MATERIAL FOR THIS TASK:
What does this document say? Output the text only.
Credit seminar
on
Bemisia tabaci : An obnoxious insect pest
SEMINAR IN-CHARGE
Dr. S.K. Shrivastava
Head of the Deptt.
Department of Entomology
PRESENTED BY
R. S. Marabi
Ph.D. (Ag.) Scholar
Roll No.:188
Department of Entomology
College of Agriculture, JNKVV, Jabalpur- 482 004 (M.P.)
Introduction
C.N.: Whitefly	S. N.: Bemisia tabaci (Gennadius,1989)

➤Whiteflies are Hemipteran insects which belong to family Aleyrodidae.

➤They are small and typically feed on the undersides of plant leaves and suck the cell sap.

YOUR TASK: Your task is to output all of the data above word for word.

WRITTEN ANSWER:
What does this document say? Output the text only.
Credit seminar
on
Bemisia tabaci : An obnoxious insect pest
SEMINAR IN-CHARGE
Dr. S.K. Shrivastava
Head of the Deptt.
Department of Entomology
PRESENTED BY
R. S. Marabi
Ph.D. (Ag.) Scholar
Roll No.:188
Department of Entomology
College of Agriculture, JNKVV, Jabalpur- 482 004 (M.P.)
Introduction
C.N.: Whitefly	S. N.: Bemisia tabaci (Gennadius,1989)

➤Whiteflies are Hemipteran insects which belong to family Aleyrodidae.

➤They are small and typically feed on the undersides of plant leaves and suck the cell sap.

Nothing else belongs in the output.